Exercise prompt:
Convert each line of the items below into a JSON list of strings, one string per line, leaving out blank lines.

Input records:
* Start *

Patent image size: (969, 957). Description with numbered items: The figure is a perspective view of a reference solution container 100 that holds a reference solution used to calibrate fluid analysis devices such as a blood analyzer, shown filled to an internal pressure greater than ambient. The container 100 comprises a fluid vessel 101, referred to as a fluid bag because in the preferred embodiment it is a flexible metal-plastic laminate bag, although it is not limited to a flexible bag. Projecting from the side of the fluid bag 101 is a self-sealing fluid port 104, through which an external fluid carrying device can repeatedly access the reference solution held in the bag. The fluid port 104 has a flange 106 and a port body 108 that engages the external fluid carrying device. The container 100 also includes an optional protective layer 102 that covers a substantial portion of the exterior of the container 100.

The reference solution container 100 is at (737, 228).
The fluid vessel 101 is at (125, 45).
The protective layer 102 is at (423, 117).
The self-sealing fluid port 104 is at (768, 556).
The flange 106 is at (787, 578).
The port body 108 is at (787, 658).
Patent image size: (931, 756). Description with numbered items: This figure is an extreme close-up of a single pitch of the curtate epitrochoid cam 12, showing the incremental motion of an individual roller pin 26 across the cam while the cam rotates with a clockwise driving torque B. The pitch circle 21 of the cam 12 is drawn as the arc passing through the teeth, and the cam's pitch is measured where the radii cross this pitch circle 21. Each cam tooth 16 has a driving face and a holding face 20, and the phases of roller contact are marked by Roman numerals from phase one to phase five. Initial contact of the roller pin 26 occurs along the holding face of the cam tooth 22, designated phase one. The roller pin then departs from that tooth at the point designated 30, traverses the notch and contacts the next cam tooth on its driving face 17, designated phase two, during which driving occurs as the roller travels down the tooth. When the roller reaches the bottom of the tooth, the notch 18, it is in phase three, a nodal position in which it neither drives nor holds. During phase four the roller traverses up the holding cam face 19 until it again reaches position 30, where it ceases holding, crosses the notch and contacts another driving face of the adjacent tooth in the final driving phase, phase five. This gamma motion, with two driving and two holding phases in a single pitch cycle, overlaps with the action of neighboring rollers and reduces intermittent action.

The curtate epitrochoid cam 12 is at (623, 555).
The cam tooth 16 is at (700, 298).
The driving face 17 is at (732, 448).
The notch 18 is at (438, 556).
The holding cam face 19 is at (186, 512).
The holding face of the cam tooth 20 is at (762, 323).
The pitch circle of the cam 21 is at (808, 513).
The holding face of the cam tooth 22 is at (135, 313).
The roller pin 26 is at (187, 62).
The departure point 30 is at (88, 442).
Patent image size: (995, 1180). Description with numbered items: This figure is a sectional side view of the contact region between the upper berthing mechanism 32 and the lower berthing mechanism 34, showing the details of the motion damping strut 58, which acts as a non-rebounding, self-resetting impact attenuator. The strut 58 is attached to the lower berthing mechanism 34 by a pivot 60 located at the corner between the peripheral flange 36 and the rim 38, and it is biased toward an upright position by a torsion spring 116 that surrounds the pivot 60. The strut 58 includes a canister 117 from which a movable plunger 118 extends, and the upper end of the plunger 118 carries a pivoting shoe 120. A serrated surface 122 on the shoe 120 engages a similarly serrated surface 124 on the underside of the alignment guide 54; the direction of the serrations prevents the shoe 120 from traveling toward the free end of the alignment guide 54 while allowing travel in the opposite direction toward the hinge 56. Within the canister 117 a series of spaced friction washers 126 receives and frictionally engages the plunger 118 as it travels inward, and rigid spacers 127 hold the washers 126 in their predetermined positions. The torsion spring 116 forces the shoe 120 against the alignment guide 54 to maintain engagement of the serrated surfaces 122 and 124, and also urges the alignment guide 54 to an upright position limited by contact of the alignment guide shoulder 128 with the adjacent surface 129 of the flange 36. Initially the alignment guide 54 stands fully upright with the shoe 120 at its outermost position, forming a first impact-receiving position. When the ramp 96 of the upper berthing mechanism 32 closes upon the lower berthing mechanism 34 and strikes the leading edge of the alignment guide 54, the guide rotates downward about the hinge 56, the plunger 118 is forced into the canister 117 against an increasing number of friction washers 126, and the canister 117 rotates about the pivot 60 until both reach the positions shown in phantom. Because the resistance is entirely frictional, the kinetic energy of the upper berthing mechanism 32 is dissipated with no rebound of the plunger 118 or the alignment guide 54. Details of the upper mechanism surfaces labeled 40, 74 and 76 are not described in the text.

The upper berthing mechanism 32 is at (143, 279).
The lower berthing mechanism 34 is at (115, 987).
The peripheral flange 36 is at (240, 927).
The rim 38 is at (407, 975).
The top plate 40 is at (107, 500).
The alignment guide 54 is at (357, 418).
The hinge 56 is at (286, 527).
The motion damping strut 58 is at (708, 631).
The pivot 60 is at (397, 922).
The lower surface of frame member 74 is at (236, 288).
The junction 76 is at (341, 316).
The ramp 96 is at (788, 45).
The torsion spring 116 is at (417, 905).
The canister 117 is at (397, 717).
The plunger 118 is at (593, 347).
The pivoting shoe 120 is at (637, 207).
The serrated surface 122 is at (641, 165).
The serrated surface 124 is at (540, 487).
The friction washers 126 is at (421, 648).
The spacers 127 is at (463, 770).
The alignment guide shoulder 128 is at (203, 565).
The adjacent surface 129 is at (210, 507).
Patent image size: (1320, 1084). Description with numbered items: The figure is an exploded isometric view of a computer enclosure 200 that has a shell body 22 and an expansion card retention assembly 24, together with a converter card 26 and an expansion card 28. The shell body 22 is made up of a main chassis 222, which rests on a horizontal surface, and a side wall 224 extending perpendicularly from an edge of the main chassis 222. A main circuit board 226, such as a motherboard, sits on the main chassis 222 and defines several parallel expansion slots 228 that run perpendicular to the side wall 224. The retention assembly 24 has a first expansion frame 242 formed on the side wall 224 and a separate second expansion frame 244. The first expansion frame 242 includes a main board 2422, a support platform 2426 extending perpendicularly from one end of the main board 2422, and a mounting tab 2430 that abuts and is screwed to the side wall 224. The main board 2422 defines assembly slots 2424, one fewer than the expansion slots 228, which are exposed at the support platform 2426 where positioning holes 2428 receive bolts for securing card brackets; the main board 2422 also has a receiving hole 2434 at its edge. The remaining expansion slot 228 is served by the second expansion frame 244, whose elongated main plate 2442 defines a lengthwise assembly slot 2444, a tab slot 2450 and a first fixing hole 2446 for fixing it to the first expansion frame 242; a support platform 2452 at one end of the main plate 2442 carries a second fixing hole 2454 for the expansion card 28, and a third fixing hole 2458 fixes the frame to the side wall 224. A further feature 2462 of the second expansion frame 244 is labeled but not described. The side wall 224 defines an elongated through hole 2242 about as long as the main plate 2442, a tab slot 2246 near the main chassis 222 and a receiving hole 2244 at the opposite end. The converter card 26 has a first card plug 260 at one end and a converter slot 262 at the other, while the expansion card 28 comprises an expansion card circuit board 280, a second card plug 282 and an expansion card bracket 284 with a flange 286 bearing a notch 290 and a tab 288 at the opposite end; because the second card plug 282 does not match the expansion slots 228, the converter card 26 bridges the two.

* End *

Answer in full:
[
  "Patent image size: (969, 957). Description with numbered items: The figure is a perspective view of a reference solution container 100 that holds a reference solution used to calibrate fluid analysis devices such as a blood analyzer, shown filled to an internal pressure greater than ambient. The container 100 comprises a fluid vessel 101, referred to as a fluid bag because in the preferred embodiment it is a flexible metal-plastic laminate bag, although it is not limited to a flexible bag. Projecting from the side of the fluid bag 101 is a self-sealing fluid port 104, through which an external fluid carrying device can repeatedly access the reference solution held in the bag. The fluid port 104 has a flange 106 and a port body 108 that engages the external fluid carrying device. The container 100 also includes an optional protective layer 102 that covers a substantial portion of the exterior of the container 100.",
  "The reference solution container 100 is at (737, 228).",
  "The fluid vessel 101 is at (125, 45).",
  "The protective layer 102 is at (423, 117).",
  "The self-sealing fluid port 104 is at (768, 556).",
  "The flange 106 is at (787, 578).",
  "The port body 108 is at (787, 658).",
  "Patent image size: (931, 756). Description with numbered items: This figure is an extreme close-up of a single pitch of the curtate epitrochoid cam 12, showing the incremental motion of an individual roller pin 26 across the cam while the cam rotates with a clockwise driving torque B. The pitch circle 21 of the cam 12 is drawn as the arc passing through the teeth, and the cam's pitch is measured where the radii cross this pitch circle 21. Each cam tooth 16 has a driving face and a holding face 20, and the phases of roller contact are marked by Roman numerals from phase one to phase five. Initial contact of the roller pin 26 occurs along the holding face of the cam tooth 22, designated phase one. The roller pin then departs from that tooth at the point designated 30, traverses the notch and contacts the next cam tooth on its driving face 17, designated phase two, during which driving occurs as the roller travels down the tooth. When the roller reaches the bottom of the tooth, the notch 18, it is in phase three, a nodal position in which it neither drives nor holds. During phase four the roller traverses up the holding cam face 19 until it again reaches position 30, where it ceases holding, crosses the notch and contacts another driving face of the adjacent tooth in the final driving phase, phase five. This gamma motion, with two driving and two holding phases in a single pitch cycle, overlaps with the action of neighboring rollers and reduces intermittent action.",
  "The curtate epitrochoid cam 12 is at (623, 555).",
  "The cam tooth 16 is at (700, 298).",
  "The driving face 17 is at (732, 448).",
  "The notch 18 is at (438, 556).",
  "The holding cam face 19 is at (186, 512).",
  "The holding face of the cam tooth 20 is at (762, 323).",
  "The pitch circle of the cam 21 is at (808, 513).",
  "The holding face of the cam tooth 22 is at (135, 313).",
  "The roller pin 26 is at (187, 62).",
  "The departure point 30 is at (88, 442).",
  "Patent image size: (995, 1180). Description with numbered items: This figure is a sectional side view of the contact region between the upper berthing mechanism 32 and the lower berthing mechanism 34, showing the details of the motion damping strut 58, which acts as a non-rebounding, self-resetting impact attenuator. The strut 58 is attached to the lower berthing mechanism 34 by a pivot 60 located at the corner between the peripheral flange 36 and the rim 38, and it is biased toward an upright position by a torsion spring 116 that surrounds the pivot 60. The strut 58 includes a canister 117 from which a movable plunger 118 extends, and the upper end of the plunger 118 carries a pivoting shoe 120. A serrated surface 122 on the shoe 120 engages a similarly serrated surface 124 on the underside of the alignment guide 54; the direction of the serrations prevents the shoe 120 from traveling toward the free end of the alignment guide 54 while allowing travel in the opposite direction toward the hinge 56. Within the canister 117 a series of spaced friction washers 126 receives and frictionally engages the plunger 118 as it travels inward, and rigid spacers 127 hold the washers 126 in their predetermined positions. The torsion spring 116 forces the shoe 120 against the alignment guide 54 to maintain engagement of the serrated surfaces 122 and 124, and also urges the alignment guide 54 to an upright position limited by contact of the alignment guide shoulder 128 with the adjacent surface 129 of the flange 36. Initially the alignment guide 54 stands fully upright with the shoe 120 at its outermost position, forming a first impact-receiving position. When the ramp 96 of the upper berthing mechanism 32 closes upon the lower berthing mechanism 34 and strikes the leading edge of the alignment guide 54, the guide rotates downward about the hinge 56, the plunger 118 is forced into the canister 117 against an increasing number of friction washers 126, and the canister 117 rotates about the pivot 60 until both reach the positions shown in phantom. Because the resistance is entirely frictional, the kinetic energy of the upper berthing mechanism 32 is dissipated with no rebound of the plunger 118 or the alignment guide 54. Details of the upper mechanism surfaces labeled 40, 74 and 76 are not described in the text.",
  "The upper berthing mechanism 32 is at (143, 279).",
  "The lower berthing mechanism 34 is at (115, 987).",
  "The peripheral flange 36 is at (240, 927).",
  "The rim 38 is at (407, 975).",
  "The top plate 40 is at (107, 500).",
  "The alignment guide 54 is at (357, 418).",
  "The hinge 56 is at (286, 527).",
  "The motion damping strut 58 is at (708, 631).",
  "The pivot 60 is at (397, 922).",
  "The lower surface of frame member 74 is at (236, 288).",
  "The junction 76 is at (341, 316).",
  "The ramp 96 is at (788, 45).",
  "The torsion spring 116 is at (417, 905).",
  "The canister 117 is at (397, 717).",
  "The plunger 118 is at (593, 347).",
  "The pivoting shoe 120 is at (637, 207).",
  "The serrated surface 122 is at (641, 165).",
  "The serrated surface 124 is at (540, 487).",
  "The friction washers 126 is at (421, 648).",
  "The spacers 127 is at (463, 770).",
  "The alignment guide shoulder 128 is at (203, 565).",
  "The adjacent surface 129 is at (210, 507).",
  "Patent image size: (1320, 1084). Description with numbered items: The figure is an exploded isometric view of a computer enclosure 200 that has a shell body 22 and an expansion card retention assembly 24, together with a converter card 26 and an expansion card 28. The shell body 22 is made up of a main chassis 222, which rests on a horizontal surface, and a side wall 224 extending perpendicularly from an edge of the main chassis 222. A main circuit board 226, such as a motherboard, sits on the main chassis 222 and defines several parallel expansion slots 228 that run perpendicular to the side wall 224. The retention assembly 24 has a first expansion frame 242 formed on the side wall 224 and a separate second expansion frame 244. The first expansion frame 242 includes a main board 2422, a support platform 2426 extending perpendicularly from one end of the main board 2422, and a mounting tab 2430 that abuts and is screwed to the side wall 224. The main board 2422 defines assembly slots 2424, one fewer than the expansion slots 228, which are exposed at the support platform 2426 where positioning holes 2428 receive bolts for securing card brackets; the main board 2422 also has a receiving hole 2434 at its edge. The remaining expansion slot 228 is served by the second expansion frame 244, whose elongated main plate 2442 defines a lengthwise assembly slot 2444, a tab slot 2450 and a first fixing hole 2446 for fixing it to the first expansion frame 242; a support platform 2452 at one end of the main plate 2442 carries a second fixing hole 2454 for the expansion card 28, and a third fixing hole 2458 fixes the frame to the side wall 224. A further feature 2462 of the second expansion frame 244 is labeled but not described. The side wall 224 defines an elongated through hole 2242 about as long as the main plate 2442, a tab slot 2246 near the main chassis 222 and a receiving hole 2244 at the opposite end. The converter card 26 has a first card plug 260 at one end and a converter slot 262 at the other, while the expansion card 28 comprises an expansion card circuit board 280, a second card plug 282 and an expansion card bracket 284 with a flange 286 bearing a notch 290 and a tab 288 at the opposite end; because the second card plug 282 does not match the expansion slots 228, the converter card 26 bridges the two."
]